_STATED TASK_:
Extract each line from the entries below that has the string "screenshot" in it.

════════════════════

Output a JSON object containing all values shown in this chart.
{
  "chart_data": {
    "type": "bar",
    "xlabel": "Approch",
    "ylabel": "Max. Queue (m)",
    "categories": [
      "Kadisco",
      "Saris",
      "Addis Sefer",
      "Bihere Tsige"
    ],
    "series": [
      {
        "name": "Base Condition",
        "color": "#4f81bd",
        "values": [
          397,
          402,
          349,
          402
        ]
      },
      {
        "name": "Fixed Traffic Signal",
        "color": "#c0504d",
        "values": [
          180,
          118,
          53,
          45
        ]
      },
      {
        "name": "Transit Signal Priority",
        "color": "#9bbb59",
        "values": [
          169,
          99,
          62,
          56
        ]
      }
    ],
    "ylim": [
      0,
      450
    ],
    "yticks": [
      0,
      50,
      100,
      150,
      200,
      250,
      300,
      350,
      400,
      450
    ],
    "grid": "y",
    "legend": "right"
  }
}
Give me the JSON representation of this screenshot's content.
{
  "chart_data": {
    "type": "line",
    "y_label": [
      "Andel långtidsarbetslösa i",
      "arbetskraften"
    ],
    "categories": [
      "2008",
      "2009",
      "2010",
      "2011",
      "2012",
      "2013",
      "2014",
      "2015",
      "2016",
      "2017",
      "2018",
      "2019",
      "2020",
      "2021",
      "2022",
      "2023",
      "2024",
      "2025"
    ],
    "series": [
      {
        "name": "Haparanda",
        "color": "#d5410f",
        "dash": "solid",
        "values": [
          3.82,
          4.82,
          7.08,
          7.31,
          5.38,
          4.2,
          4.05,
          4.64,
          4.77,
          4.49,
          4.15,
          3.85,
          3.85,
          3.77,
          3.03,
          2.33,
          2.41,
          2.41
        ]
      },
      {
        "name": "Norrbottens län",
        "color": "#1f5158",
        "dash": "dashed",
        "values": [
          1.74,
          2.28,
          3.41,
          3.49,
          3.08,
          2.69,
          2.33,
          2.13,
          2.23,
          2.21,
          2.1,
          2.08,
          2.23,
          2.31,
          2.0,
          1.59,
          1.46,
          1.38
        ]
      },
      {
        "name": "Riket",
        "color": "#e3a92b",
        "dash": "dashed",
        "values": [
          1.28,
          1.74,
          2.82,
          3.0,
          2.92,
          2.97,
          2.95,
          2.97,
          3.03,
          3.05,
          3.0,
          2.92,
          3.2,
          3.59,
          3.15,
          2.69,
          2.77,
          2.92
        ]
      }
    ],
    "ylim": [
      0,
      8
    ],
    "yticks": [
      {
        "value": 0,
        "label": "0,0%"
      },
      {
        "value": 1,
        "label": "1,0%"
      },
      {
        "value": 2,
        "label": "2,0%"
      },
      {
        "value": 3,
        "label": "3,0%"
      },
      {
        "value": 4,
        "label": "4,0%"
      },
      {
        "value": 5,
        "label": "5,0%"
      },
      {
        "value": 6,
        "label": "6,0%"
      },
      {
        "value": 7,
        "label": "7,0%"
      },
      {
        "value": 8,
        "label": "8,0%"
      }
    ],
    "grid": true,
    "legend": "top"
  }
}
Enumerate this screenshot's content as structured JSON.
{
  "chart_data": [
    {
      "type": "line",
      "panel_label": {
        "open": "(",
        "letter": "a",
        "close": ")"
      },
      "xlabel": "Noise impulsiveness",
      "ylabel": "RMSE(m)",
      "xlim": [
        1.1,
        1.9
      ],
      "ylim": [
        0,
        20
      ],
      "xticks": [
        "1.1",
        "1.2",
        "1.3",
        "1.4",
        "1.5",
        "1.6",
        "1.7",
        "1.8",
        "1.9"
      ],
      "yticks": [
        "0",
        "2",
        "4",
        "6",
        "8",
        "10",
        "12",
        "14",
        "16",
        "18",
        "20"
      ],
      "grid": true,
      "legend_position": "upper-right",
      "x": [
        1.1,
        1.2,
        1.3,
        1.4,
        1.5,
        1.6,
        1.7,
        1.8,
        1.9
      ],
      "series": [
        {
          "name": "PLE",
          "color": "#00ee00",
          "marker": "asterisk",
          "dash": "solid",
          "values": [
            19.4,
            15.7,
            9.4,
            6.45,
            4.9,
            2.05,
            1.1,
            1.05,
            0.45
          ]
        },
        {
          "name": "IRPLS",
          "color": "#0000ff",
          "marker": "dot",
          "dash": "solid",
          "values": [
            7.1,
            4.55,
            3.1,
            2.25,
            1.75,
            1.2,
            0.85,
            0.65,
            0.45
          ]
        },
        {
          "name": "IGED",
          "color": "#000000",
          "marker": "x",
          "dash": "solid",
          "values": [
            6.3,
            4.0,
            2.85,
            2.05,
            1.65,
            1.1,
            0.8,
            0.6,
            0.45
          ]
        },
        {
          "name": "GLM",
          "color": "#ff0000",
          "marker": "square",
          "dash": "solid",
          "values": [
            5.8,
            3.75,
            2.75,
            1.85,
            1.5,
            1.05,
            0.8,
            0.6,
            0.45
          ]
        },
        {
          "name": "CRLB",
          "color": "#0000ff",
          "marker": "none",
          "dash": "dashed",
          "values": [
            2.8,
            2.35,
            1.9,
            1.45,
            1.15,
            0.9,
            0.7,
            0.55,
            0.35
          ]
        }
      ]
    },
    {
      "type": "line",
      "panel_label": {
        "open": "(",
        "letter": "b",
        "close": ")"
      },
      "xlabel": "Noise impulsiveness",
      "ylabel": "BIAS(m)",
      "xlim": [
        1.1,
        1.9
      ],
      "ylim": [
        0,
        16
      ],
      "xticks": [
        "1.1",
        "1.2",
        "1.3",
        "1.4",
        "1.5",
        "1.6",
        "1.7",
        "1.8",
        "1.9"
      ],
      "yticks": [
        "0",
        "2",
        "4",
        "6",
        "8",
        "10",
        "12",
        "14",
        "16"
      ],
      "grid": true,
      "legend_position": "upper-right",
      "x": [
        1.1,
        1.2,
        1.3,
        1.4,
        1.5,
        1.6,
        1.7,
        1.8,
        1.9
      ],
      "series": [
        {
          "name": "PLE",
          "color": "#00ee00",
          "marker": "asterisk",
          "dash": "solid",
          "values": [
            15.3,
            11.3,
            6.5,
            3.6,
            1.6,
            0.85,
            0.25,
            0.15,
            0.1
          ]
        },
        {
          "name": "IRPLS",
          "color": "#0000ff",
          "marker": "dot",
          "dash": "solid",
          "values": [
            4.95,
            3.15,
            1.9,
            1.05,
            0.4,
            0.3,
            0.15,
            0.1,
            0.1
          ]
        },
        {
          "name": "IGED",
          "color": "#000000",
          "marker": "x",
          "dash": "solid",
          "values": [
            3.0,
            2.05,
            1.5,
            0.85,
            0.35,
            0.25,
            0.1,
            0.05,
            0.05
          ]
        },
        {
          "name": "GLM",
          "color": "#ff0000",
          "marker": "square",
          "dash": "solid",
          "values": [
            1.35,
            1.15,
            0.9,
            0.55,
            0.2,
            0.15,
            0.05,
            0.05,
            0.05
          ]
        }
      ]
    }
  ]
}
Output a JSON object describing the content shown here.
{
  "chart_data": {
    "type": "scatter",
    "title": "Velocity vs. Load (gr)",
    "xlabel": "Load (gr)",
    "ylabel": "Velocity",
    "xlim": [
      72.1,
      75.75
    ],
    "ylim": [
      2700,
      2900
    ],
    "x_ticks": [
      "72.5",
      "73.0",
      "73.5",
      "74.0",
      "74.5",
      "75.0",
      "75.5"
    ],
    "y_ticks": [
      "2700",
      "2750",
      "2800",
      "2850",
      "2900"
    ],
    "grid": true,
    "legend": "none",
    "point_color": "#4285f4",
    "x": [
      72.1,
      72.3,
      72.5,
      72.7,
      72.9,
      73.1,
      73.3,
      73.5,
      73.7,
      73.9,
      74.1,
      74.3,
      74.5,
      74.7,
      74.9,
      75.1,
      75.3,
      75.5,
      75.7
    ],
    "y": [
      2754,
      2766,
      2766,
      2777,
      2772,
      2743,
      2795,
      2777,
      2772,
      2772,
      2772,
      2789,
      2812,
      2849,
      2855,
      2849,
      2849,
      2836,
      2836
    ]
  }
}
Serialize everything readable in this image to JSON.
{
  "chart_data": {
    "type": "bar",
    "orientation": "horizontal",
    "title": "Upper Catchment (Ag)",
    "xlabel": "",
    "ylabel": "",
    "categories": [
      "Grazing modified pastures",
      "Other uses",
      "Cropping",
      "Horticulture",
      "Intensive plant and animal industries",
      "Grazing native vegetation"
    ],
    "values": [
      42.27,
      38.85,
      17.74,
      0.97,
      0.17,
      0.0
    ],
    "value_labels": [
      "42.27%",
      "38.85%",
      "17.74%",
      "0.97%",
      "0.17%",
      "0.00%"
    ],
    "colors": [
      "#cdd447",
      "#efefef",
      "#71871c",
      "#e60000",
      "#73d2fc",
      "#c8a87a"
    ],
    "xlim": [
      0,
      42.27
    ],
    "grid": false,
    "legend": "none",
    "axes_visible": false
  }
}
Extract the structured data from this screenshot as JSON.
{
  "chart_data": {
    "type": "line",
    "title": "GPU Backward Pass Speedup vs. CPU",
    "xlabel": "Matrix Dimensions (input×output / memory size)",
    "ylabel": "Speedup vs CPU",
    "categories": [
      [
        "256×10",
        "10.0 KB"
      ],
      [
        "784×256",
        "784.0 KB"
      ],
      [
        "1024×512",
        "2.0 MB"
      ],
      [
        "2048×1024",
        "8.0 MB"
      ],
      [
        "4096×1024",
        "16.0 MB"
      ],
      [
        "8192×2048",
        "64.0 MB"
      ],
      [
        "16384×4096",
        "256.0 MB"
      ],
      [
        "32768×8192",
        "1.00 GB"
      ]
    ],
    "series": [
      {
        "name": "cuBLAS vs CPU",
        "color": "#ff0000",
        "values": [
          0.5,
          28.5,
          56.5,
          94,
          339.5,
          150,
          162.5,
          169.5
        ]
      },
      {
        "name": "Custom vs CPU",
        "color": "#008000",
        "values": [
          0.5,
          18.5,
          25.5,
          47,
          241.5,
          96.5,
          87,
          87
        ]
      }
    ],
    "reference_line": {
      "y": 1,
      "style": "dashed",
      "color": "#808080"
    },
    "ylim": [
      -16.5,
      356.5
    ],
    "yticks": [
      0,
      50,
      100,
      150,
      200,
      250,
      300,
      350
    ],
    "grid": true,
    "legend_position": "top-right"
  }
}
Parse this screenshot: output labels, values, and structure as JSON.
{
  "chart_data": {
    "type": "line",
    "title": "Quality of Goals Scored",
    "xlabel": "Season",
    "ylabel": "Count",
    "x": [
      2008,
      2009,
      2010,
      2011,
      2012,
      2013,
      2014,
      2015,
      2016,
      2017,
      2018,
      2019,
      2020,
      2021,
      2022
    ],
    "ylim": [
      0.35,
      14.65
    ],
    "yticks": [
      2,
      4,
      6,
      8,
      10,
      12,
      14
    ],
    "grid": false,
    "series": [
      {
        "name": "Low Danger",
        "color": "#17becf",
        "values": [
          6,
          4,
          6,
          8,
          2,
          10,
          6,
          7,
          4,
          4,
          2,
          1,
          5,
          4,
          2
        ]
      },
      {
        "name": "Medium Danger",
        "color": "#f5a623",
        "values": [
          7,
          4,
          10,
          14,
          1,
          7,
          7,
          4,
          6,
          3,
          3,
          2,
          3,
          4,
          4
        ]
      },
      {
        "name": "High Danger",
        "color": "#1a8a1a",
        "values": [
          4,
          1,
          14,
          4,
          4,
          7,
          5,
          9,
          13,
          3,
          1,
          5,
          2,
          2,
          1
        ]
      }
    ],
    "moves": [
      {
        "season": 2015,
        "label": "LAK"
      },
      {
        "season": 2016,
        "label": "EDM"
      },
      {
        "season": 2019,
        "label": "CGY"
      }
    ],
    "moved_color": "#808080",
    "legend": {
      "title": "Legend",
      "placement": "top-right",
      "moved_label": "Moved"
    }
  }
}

════════════════════

_THE ANSWER_:
Give me the JSON representation of this screenshot's content.
Enumerate this screenshot's content as structured JSON.
Extract the structured data from this screenshot as JSON.
Parse this screenshot: output labels, values, and structure as JSON.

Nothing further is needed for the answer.